Dataset content -
--

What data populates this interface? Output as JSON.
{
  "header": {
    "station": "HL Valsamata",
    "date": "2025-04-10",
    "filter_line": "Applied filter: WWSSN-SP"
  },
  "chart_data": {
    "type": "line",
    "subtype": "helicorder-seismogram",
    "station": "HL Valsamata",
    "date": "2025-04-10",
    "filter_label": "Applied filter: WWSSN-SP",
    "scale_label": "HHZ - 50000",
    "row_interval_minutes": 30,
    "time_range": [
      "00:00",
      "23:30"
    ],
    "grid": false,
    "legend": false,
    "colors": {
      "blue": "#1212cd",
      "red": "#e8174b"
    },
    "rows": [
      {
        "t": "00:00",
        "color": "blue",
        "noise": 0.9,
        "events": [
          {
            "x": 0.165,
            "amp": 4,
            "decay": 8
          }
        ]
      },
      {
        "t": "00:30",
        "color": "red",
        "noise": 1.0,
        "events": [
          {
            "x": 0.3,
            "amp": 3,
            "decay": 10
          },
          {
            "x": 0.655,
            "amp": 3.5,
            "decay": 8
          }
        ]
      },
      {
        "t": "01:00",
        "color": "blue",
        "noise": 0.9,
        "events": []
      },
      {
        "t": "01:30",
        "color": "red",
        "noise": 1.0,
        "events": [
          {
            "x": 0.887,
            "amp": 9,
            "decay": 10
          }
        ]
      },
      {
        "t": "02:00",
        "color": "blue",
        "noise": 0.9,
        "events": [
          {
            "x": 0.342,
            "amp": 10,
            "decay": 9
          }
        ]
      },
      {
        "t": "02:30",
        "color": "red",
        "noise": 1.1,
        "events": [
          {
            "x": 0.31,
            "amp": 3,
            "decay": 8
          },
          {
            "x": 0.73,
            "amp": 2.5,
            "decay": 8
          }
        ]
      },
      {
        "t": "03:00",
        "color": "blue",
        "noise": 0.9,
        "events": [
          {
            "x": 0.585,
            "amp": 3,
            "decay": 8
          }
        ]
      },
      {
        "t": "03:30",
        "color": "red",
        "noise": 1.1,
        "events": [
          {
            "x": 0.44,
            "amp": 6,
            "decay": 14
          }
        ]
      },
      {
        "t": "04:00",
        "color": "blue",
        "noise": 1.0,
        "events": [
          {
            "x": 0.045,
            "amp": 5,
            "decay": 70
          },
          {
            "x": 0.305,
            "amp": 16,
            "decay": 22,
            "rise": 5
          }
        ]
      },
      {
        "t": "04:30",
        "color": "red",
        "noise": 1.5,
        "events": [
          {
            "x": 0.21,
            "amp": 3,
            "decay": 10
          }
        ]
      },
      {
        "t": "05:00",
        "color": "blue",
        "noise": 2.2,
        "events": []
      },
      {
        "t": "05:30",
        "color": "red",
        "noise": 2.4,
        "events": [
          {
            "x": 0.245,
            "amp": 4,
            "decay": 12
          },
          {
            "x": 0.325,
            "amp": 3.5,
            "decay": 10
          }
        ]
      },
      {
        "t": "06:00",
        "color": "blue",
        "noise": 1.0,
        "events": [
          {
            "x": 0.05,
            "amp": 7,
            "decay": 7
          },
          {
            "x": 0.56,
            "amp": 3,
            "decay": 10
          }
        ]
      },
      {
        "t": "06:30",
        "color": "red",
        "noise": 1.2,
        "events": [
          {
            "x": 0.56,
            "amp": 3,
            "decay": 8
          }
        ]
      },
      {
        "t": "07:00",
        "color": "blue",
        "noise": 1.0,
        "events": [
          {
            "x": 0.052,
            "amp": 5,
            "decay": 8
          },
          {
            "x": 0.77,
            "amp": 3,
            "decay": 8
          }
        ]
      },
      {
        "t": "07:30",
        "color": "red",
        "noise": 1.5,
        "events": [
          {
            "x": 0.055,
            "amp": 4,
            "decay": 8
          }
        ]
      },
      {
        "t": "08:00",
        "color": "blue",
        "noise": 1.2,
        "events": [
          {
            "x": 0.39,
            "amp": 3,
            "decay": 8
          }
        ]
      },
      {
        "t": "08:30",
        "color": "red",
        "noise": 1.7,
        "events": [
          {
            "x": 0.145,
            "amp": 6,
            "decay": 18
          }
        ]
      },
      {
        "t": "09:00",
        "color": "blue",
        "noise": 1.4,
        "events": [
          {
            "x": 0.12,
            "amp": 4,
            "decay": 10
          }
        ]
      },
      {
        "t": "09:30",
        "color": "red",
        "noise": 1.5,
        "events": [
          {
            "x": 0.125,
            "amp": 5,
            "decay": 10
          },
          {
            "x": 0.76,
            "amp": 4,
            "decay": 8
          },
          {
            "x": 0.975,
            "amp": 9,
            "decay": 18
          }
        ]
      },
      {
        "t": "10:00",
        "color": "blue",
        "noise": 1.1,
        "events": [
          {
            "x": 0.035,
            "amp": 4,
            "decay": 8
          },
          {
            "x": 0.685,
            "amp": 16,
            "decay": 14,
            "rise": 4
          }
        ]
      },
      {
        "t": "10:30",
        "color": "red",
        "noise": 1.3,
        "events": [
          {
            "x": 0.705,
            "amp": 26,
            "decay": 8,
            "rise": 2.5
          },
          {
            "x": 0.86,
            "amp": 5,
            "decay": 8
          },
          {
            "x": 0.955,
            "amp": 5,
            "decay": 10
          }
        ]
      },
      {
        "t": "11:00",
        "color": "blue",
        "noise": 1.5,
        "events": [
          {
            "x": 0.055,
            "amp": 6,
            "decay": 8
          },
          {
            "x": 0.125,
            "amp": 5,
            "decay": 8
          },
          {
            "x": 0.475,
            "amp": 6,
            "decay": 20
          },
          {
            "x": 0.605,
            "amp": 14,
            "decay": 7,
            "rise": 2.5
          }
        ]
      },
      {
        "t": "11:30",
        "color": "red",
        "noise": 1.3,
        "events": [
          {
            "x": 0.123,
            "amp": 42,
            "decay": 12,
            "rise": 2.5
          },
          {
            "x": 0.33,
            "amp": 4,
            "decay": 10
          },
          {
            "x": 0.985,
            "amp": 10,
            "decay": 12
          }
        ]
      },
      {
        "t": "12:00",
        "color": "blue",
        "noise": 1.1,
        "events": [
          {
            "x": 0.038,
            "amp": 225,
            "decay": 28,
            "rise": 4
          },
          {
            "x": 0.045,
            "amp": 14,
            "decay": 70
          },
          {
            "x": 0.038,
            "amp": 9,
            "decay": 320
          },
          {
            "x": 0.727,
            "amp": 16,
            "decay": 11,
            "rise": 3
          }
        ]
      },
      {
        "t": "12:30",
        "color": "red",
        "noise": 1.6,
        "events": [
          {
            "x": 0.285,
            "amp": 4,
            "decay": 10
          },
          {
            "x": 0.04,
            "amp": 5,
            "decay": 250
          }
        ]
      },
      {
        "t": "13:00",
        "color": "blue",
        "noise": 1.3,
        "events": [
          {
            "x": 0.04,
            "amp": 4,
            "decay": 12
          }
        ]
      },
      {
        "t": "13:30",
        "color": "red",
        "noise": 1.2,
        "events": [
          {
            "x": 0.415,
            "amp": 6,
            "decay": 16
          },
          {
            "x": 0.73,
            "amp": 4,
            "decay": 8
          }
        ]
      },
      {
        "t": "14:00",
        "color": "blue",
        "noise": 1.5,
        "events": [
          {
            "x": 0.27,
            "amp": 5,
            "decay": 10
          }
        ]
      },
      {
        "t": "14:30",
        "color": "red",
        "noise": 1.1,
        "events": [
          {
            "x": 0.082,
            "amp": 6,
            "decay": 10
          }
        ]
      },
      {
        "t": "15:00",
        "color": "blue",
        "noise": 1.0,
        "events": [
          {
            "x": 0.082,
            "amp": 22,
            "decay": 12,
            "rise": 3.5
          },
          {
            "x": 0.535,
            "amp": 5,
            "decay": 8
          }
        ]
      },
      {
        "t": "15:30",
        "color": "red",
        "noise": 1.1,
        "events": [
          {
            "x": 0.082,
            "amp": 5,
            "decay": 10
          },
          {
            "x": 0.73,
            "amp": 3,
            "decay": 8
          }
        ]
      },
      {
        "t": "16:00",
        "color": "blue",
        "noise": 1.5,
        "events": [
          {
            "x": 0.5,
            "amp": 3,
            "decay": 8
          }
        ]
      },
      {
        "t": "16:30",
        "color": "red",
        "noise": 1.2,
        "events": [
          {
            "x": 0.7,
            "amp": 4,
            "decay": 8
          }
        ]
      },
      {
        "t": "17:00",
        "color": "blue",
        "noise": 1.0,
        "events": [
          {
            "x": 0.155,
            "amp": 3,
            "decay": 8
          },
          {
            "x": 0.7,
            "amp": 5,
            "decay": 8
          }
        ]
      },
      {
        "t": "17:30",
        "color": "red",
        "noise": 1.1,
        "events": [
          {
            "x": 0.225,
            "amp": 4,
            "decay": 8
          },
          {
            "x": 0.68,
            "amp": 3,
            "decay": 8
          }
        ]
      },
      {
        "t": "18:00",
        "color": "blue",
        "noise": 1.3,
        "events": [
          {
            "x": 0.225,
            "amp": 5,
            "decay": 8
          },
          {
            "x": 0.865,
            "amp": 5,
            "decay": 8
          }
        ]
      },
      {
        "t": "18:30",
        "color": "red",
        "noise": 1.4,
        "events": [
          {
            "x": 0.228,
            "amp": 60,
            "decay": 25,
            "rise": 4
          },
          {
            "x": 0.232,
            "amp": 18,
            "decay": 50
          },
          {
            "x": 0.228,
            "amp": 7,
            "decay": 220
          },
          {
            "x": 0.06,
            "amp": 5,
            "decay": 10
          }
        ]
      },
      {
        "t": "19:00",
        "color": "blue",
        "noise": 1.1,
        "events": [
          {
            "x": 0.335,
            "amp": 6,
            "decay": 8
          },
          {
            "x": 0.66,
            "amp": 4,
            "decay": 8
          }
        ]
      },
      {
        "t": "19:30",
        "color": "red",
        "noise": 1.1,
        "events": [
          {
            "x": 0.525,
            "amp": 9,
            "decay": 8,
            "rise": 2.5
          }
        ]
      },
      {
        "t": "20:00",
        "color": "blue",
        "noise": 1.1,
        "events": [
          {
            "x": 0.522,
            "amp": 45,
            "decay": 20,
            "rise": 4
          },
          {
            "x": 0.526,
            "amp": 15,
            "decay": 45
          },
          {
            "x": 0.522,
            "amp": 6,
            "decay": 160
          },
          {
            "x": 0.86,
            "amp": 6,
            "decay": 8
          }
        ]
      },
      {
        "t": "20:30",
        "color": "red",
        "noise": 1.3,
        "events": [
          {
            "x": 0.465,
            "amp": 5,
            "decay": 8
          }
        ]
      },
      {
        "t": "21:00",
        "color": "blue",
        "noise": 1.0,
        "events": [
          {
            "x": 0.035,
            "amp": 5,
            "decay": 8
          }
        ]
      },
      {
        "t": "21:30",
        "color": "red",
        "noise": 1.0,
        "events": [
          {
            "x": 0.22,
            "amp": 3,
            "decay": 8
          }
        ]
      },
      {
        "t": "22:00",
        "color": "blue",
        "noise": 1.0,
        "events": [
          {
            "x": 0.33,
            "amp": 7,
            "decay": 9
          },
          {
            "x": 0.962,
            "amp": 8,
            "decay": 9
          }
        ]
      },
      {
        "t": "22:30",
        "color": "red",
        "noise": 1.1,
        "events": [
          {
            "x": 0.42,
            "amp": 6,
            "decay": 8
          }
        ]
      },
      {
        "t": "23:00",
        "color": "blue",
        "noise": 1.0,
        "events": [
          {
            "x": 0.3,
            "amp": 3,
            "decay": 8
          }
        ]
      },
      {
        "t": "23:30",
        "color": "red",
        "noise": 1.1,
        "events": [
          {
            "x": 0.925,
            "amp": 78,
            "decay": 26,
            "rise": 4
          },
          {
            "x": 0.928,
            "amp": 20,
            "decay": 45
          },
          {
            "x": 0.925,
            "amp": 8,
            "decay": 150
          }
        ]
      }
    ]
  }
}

--

To do - Where a line above includes "filter", copy that line.

Written reply -
    "filter_line": "Applied filter: WWSSN-SP"
    "filter_label": "Applied filter: WWSSN-SP",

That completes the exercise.